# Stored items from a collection
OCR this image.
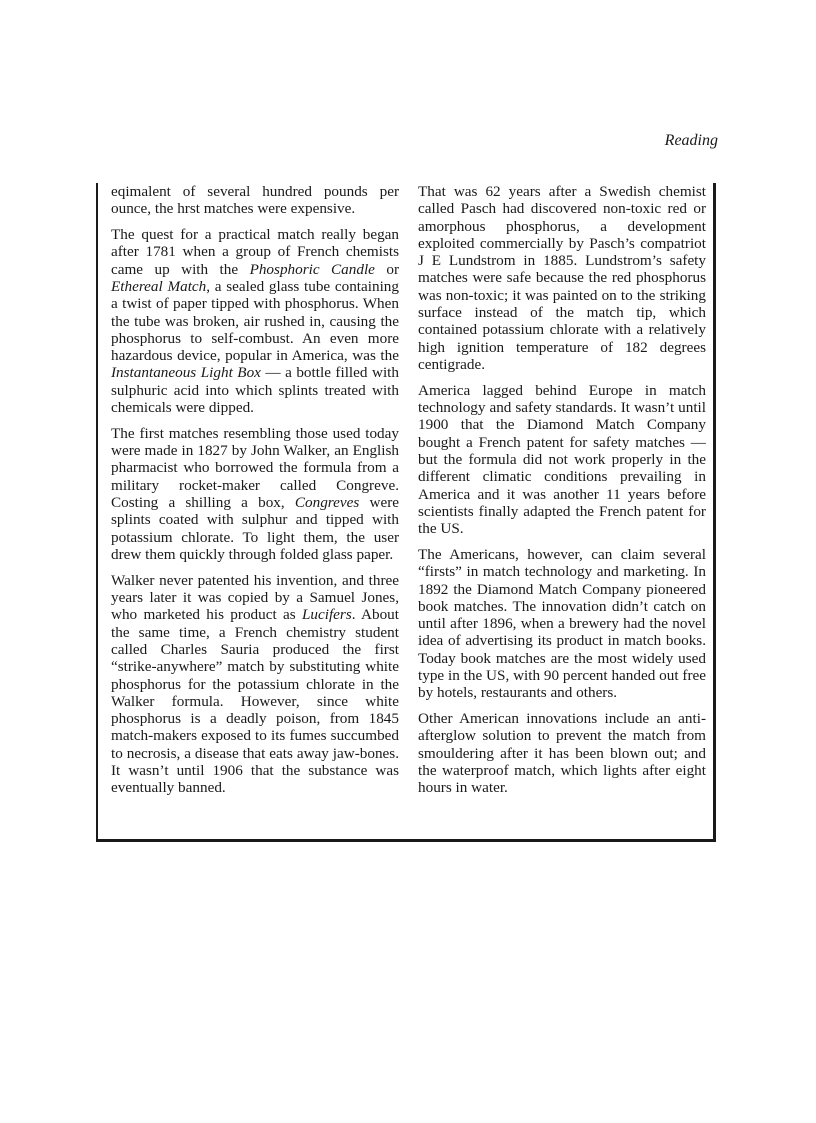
Reading

eqimalent of several hundred pounds per ounce, the hrst matches were expensive.

The quest for a practical match really began after 1781 when a group of French chemists came up with the Phosphoric Candle or Ethereal Match, a sealed glass tube containing a twist of paper tipped with phosphorus. When the tube was broken, air rushed in, causing the phosphorus to self-combust. An even more hazardous device, popular in America, was the Instantaneous Light Box — a bottle filled with sulphuric acid into which splints treated with chemicals were dipped.

The first matches resembling those used today were made in 1827 by John Walker, an English pharmacist who borrowed the formula from a military rocket-maker called Congreve. Costing a shilling a box, Congreves were splints coated with sulphur and tipped with potassium chlorate. To light them, the user drew them quickly through folded glass paper.

Walker never patented his invention, and three years later it was copied by a Samuel Jones, who marketed his product as Lucifers. About the same time, a French chemistry student called Charles Sauria produced the first “strike-anywhere” match by substituting white phosphorus for the potassium chlorate in the Walker formula. However, since white phosphorus is a deadly poison, from 1845 match-makers exposed to its fumes succumbed to necrosis, a disease that eats away jaw-bones. It wasn’t until 1906 that the substance was eventually banned.

That was 62 years after a Swedish chemist called Pasch had discovered non-toxic red or amorphous phosphorus, a development exploited commercially by Pasch’s compatriot J E Lundstrom in 1885. Lundstrom’s safety matches were safe because the red phosphorus was non-toxic; it was painted on to the striking surface instead of the match tip, which contained potassium chlorate with a relatively high ignition temperature of 182 degrees centigrade.

America lagged behind Europe in match technology and safety standards. It wasn’t until 1900 that the Diamond Match Company bought a French patent for safety matches — but the formula did not work properly in the different climatic conditions prevailing in America and it was another 11 years before scientists finally adapted the French patent for the US.

The Americans, however, can claim several “firsts” in match technology and marketing. In 1892 the Diamond Match Company pioneered book matches. The innovation didn’t catch on until after 1896, when a brewery had the novel idea of advertising its product in match books. Today book matches are the most widely used type in the US, with 90 percent handed out free by hotels, restaurants and others.

Other American innovations include an anti-afterglow solution to prevent the match from smouldering after it has been blown out; and the waterproof match, which lights after eight hours in water.
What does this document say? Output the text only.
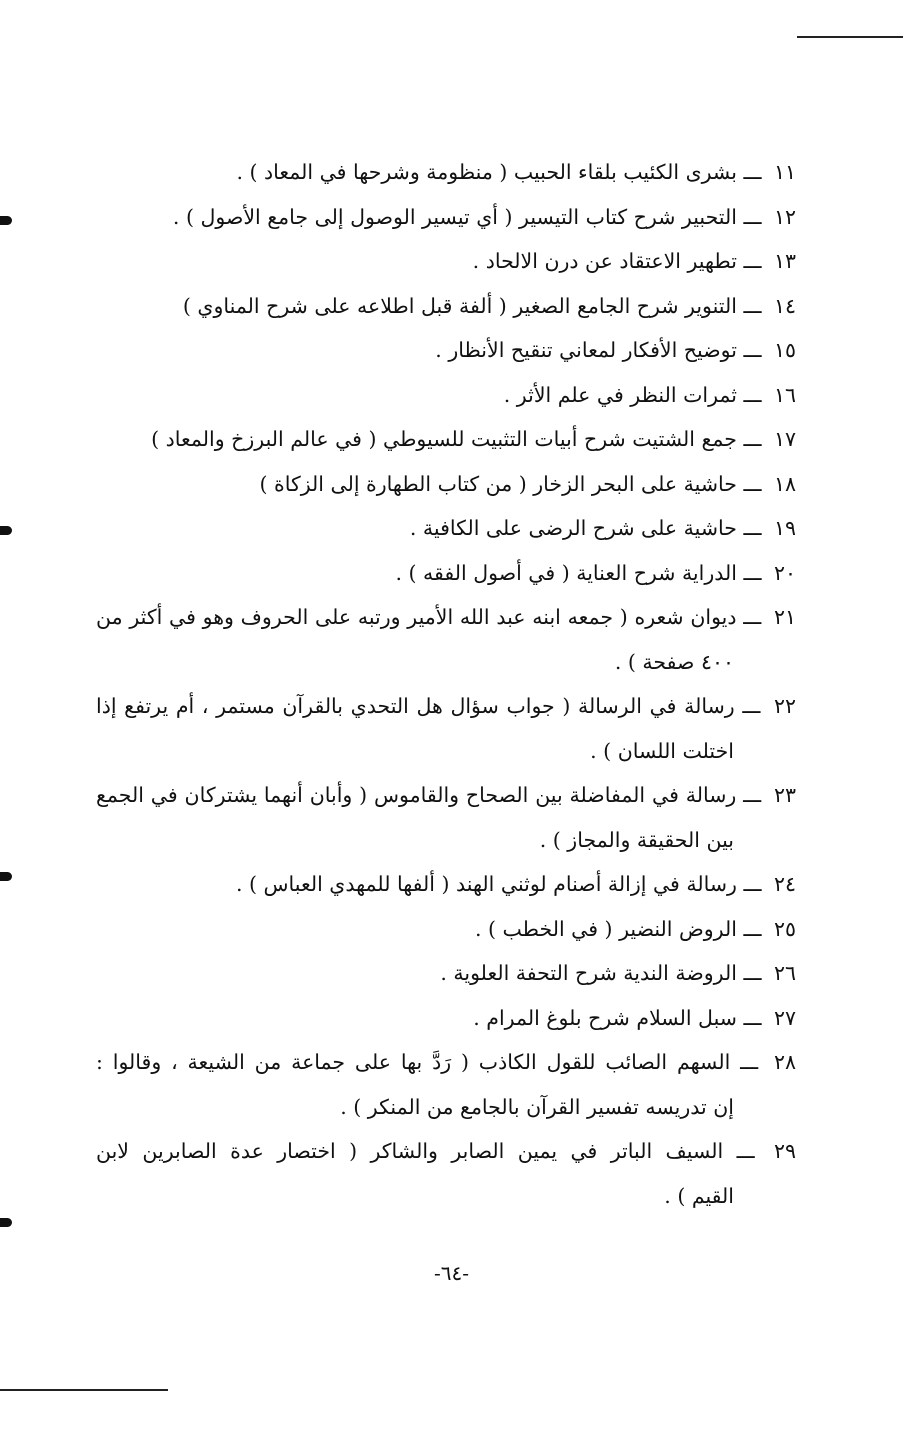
١١ ـــ بشرى الكئيب بلقاء الحبيب ( منظومة وشرحها في المعاد ) .
١٢ ـــ التحبير شرح كتاب التيسير ( أي تيسير الوصول إلى جامع الأصول ) .
١٣ ـــ تطهير الاعتقاد عن درن الالحاد .
١٤ ـــ التنوير شرح الجامع الصغير ( ألفة قبل اطلاعه على شرح المناوي )
١٥ ـــ توضيح الأفكار لمعاني تنقيح الأنظار .
١٦ ـــ ثمرات النظر في علم الأثر .
١٧ ـــ جمع الشتيت شرح أبيات التثبيت للسيوطي ( في عالم البرزخ والمعاد )
١٨ ـــ حاشية على البحر الزخار ( من كتاب الطهارة إلى الزكاة )
١٩ ـــ حاشية على شرح الرضى على الكافية .
٢٠ ـــ الدراية شرح العناية ( في أصول الفقه ) .
٢١ ـــ ديوان شعره ( جمعه ابنه عبد الله الأمير ورتبه على الحروف وهو في أكثر من
٤٠٠ صفحة ) .
٢٢ ـــ رسالة في الرسالة ( جواب سؤال هل التحدي بالقرآن مستمر ، أم يرتفع إذا
اختلت اللسان ) .
٢٣ ـــ رسالة في المفاضلة بين الصحاح والقاموس ( وأبان أنهما يشتركان في الجمع
بين الحقيقة والمجاز ) .
٢٤ ـــ رسالة في إزالة أصنام لوثني الهند ( ألفها للمهدي العباس ) .
٢٥ ـــ الروض النضير ( في الخطب ) .
٢٦ ـــ الروضة الندية شرح التحفة العلوية .
٢٧ ـــ سبل السلام شرح بلوغ المرام .
٢٨ ـــ السهم الصائب للقول الكاذب ( رَدَّ بها على جماعة من الشيعة ، وقالوا :
إن تدريسه تفسير القرآن بالجامع من المنكر ) .
٢٩ ـــ السيف الباتر في يمين الصابر والشاكر ( اختصار عدة الصابرين لابن
القيم ) .
-٦٤-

# What the exercise asks
Above are records with pictures; repeat the records exactly and leave the pictures out.

# Reply to the task
OCR this image.
Reading

eqimalent of several hundred pounds per ounce, the hrst matches were expensive.

The quest for a practical match really began after 1781 when a group of French chemists came up with the Phosphoric Candle or Ethereal Match, a sealed glass tube containing a twist of paper tipped with phosphorus. When the tube was broken, air rushed in, causing the phosphorus to self-combust. An even more hazardous device, popular in America, was the Instantaneous Light Box — a bottle filled with sulphuric acid into which splints treated with chemicals were dipped.

The first matches resembling those used today were made in 1827 by John Walker, an English pharmacist who borrowed the formula from a military rocket-maker called Congreve. Costing a shilling a box, Congreves were splints coated with sulphur and tipped with potassium chlorate. To light them, the user drew them quickly through folded glass paper.

Walker never patented his invention, and three years later it was copied by a Samuel Jones, who marketed his product as Lucifers. About the same time, a French chemistry student called Charles Sauria produced the first “strike-anywhere” match by substituting white phosphorus for the potassium chlorate in the Walker formula. However, since white phosphorus is a deadly poison, from 1845 match-makers exposed to its fumes succumbed to necrosis, a disease that eats away jaw-bones. It wasn’t until 1906 that the substance was eventually banned.

That was 62 years after a Swedish chemist called Pasch had discovered non-toxic red or amorphous phosphorus, a development exploited commercially by Pasch’s compatriot J E Lundstrom in 1885. Lundstrom’s safety matches were safe because the red phosphorus was non-toxic; it was painted on to the striking surface instead of the match tip, which contained potassium chlorate with a relatively high ignition temperature of 182 degrees centigrade.

America lagged behind Europe in match technology and safety standards. It wasn’t until 1900 that the Diamond Match Company bought a French patent for safety matches — but the formula did not work properly in the different climatic conditions prevailing in America and it was another 11 years before scientists finally adapted the French patent for the US.

The Americans, however, can claim several “firsts” in match technology and marketing. In 1892 the Diamond Match Company pioneered book matches. The innovation didn’t catch on until after 1896, when a brewery had the novel idea of advertising its product in match books. Today book matches are the most widely used type in the US, with 90 percent handed out free by hotels, restaurants and others.

Other American innovations include an anti-afterglow solution to prevent the match from smouldering after it has been blown out; and the waterproof match, which lights after eight hours in water.
What does this document say? Output the text only.
١١ ـــ بشرى الكئيب بلقاء الحبيب ( منظومة وشرحها في المعاد ) .
١٢ ـــ التحبير شرح كتاب التيسير ( أي تيسير الوصول إلى جامع الأصول ) .
١٣ ـــ تطهير الاعتقاد عن درن الالحاد .
١٤ ـــ التنوير شرح الجامع الصغير ( ألفة قبل اطلاعه على شرح المناوي )
١٥ ـــ توضيح الأفكار لمعاني تنقيح الأنظار .
١٦ ـــ ثمرات النظر في علم الأثر .
١٧ ـــ جمع الشتيت شرح أبيات التثبيت للسيوطي ( في عالم البرزخ والمعاد )
١٨ ـــ حاشية على البحر الزخار ( من كتاب الطهارة إلى الزكاة )
١٩ ـــ حاشية على شرح الرضى على الكافية .
٢٠ ـــ الدراية شرح العناية ( في أصول الفقه ) .
٢١ ـــ ديوان شعره ( جمعه ابنه عبد الله الأمير ورتبه على الحروف وهو في أكثر من
٤٠٠ صفحة ) .
٢٢ ـــ رسالة في الرسالة ( جواب سؤال هل التحدي بالقرآن مستمر ، أم يرتفع إذا
اختلت اللسان ) .
٢٣ ـــ رسالة في المفاضلة بين الصحاح والقاموس ( وأبان أنهما يشتركان في الجمع
بين الحقيقة والمجاز ) .
٢٤ ـــ رسالة في إزالة أصنام لوثني الهند ( ألفها للمهدي العباس ) .
٢٥ ـــ الروض النضير ( في الخطب ) .
٢٦ ـــ الروضة الندية شرح التحفة العلوية .
٢٧ ـــ سبل السلام شرح بلوغ المرام .
٢٨ ـــ السهم الصائب للقول الكاذب ( رَدَّ بها على جماعة من الشيعة ، وقالوا :
إن تدريسه تفسير القرآن بالجامع من المنكر ) .
٢٩ ـــ السيف الباتر في يمين الصابر والشاكر ( اختصار عدة الصابرين لابن
القيم ) .
-٦٤-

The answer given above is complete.